**Directive:**
Set down the records below word for word, starting at the first line and ending at the line that contains "x-tick-label: SiB50 bbox=[720, 597, 773, 617]".

**Records of layout regions:**
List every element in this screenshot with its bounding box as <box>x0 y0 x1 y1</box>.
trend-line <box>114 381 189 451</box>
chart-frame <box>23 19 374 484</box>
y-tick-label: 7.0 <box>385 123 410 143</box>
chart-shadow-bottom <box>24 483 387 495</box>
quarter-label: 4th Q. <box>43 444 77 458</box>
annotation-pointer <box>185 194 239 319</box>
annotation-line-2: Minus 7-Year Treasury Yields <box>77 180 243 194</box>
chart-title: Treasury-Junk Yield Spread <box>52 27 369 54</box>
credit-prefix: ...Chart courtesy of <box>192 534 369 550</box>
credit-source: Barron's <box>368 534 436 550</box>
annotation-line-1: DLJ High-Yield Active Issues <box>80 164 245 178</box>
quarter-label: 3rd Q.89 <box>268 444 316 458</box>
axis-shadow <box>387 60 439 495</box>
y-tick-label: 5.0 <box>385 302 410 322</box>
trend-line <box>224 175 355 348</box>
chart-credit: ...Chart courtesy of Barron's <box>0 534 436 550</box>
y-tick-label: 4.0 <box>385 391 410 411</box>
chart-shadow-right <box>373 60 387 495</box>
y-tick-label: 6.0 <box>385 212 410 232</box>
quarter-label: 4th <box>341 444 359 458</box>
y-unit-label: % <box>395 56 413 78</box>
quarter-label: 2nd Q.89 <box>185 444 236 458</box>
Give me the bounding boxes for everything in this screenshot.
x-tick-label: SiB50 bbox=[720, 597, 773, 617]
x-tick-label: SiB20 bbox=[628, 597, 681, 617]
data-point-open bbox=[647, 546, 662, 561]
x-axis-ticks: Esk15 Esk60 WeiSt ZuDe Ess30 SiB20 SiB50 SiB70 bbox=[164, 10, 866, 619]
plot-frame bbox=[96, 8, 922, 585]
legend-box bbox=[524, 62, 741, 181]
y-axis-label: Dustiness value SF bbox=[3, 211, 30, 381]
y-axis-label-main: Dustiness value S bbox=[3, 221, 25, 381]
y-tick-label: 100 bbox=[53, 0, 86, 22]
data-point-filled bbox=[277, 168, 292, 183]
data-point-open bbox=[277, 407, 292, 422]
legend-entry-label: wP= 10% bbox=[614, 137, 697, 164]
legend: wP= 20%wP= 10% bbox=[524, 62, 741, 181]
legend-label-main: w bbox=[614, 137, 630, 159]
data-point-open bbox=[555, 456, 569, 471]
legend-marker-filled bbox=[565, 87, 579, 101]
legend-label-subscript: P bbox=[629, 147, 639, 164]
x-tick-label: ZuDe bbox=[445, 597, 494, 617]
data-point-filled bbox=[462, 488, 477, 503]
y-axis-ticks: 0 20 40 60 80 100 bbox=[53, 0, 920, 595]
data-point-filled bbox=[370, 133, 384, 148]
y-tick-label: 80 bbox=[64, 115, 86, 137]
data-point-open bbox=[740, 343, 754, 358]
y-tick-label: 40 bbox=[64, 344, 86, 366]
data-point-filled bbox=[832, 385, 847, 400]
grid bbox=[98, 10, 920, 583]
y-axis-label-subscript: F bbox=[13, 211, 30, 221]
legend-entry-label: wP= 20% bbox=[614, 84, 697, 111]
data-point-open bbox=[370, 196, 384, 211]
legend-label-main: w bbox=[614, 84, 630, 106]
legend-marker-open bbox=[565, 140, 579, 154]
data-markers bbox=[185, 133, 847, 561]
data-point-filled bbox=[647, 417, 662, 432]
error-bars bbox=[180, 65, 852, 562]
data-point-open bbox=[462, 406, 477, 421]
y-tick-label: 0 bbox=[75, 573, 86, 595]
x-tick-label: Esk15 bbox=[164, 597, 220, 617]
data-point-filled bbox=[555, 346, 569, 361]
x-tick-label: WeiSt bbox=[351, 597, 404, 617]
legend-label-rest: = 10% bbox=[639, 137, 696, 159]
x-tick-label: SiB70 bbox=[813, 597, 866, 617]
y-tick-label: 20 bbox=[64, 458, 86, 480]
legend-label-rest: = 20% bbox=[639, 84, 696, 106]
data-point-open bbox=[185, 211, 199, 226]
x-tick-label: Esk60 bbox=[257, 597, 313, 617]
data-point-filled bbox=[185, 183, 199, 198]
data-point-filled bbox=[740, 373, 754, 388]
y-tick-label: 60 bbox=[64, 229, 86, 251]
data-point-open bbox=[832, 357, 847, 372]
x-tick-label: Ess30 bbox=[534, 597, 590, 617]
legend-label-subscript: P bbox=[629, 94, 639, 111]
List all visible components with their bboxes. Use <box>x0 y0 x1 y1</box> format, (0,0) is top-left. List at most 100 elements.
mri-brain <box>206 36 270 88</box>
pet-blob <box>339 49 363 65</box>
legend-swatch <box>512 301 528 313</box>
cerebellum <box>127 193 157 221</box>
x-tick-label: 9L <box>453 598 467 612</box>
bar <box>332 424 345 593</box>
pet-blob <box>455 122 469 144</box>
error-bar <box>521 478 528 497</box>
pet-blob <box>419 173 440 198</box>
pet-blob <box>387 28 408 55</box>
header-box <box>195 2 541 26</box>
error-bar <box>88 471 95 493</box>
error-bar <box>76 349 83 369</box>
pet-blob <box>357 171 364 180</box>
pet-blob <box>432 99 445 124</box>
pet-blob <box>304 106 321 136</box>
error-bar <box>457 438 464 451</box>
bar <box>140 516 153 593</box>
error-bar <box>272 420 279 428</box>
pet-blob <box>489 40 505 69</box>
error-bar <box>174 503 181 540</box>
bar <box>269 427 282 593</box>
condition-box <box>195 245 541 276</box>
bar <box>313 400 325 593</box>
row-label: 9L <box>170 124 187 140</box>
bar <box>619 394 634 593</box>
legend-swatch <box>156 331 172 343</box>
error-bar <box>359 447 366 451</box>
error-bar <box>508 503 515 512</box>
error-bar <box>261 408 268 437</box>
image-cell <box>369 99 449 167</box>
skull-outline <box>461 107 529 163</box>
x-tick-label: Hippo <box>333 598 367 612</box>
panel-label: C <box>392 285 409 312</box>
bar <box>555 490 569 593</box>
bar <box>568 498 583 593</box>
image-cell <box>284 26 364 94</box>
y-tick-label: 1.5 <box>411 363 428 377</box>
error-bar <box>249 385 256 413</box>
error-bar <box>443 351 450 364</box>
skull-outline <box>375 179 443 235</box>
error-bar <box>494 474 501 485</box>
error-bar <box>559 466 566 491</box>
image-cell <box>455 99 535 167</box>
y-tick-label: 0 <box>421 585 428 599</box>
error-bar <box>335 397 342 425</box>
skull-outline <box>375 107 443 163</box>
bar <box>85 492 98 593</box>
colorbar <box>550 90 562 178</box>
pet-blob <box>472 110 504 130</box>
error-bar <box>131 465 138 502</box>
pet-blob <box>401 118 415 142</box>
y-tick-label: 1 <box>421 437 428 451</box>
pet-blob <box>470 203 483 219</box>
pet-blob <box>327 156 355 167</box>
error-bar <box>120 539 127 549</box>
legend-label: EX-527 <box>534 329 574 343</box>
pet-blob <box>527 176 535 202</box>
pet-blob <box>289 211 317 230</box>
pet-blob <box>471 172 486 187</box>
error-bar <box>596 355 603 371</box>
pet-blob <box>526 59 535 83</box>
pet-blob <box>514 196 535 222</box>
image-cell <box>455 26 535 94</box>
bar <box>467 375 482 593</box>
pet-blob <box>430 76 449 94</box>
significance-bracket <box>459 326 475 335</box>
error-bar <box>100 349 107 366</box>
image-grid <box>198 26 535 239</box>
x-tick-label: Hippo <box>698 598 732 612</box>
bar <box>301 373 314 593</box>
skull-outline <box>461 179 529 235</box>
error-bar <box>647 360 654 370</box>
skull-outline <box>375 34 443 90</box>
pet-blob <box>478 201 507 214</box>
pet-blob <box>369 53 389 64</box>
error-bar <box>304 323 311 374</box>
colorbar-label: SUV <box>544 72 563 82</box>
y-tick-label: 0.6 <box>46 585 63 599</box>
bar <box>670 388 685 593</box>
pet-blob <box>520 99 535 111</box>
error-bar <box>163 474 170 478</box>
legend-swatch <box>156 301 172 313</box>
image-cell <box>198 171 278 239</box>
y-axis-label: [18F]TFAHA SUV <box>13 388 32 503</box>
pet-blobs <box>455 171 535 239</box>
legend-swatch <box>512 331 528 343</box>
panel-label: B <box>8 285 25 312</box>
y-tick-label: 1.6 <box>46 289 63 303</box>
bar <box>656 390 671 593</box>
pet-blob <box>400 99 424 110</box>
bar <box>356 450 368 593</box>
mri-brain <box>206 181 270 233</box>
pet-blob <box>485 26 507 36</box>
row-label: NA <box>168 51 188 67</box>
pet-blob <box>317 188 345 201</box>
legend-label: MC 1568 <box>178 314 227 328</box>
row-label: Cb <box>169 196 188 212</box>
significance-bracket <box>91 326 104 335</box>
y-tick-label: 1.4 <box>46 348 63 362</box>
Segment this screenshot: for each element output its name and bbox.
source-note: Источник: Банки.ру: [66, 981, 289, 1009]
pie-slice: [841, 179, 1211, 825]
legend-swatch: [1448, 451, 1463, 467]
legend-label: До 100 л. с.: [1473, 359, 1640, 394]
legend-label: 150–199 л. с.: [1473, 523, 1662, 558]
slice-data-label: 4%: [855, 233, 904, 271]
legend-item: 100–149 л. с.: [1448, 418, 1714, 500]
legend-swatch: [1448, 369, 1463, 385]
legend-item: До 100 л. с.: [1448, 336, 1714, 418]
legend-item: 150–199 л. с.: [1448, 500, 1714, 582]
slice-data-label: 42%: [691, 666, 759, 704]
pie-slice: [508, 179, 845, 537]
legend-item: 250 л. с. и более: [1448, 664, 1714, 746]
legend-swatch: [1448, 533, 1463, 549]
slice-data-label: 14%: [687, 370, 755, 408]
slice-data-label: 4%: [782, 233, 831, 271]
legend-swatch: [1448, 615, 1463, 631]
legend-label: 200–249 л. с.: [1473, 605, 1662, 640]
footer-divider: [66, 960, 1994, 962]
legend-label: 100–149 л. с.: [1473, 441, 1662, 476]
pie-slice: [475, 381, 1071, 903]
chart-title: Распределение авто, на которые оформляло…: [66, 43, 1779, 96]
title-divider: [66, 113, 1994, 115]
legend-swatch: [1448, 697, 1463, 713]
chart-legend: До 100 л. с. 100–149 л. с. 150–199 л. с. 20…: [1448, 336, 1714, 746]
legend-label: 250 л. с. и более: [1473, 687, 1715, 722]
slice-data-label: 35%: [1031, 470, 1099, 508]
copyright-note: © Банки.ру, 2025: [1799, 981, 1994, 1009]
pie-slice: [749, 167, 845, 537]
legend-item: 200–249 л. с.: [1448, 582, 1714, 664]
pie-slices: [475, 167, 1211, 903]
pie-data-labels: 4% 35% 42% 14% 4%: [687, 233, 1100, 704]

**Response to this exercise:**
List every element in this screenshot with its bounding box as <box>x0 y0 x1 y1</box>.
trend-line <box>114 381 189 451</box>
chart-frame <box>23 19 374 484</box>
y-tick-label: 7.0 <box>385 123 410 143</box>
chart-shadow-bottom <box>24 483 387 495</box>
quarter-label: 4th Q. <box>43 444 77 458</box>
annotation-pointer <box>185 194 239 319</box>
annotation-line-2: Minus 7-Year Treasury Yields <box>77 180 243 194</box>
chart-title: Treasury-Junk Yield Spread <box>52 27 369 54</box>
credit-prefix: ...Chart courtesy of <box>192 534 369 550</box>
credit-source: Barron's <box>368 534 436 550</box>
annotation-line-1: DLJ High-Yield Active Issues <box>80 164 245 178</box>
quarter-label: 3rd Q.89 <box>268 444 316 458</box>
axis-shadow <box>387 60 439 495</box>
y-tick-label: 5.0 <box>385 302 410 322</box>
trend-line <box>224 175 355 348</box>
chart-credit: ...Chart courtesy of Barron's <box>0 534 436 550</box>
y-tick-label: 4.0 <box>385 391 410 411</box>
chart-shadow-right <box>373 60 387 495</box>
y-tick-label: 6.0 <box>385 212 410 232</box>
quarter-label: 4th <box>341 444 359 458</box>
y-unit-label: % <box>395 56 413 78</box>
quarter-label: 2nd Q.89 <box>185 444 236 458</box>
Give me the bounding boxes for everything in this screenshot.
x-tick-label: SiB50 bbox=[720, 597, 773, 617]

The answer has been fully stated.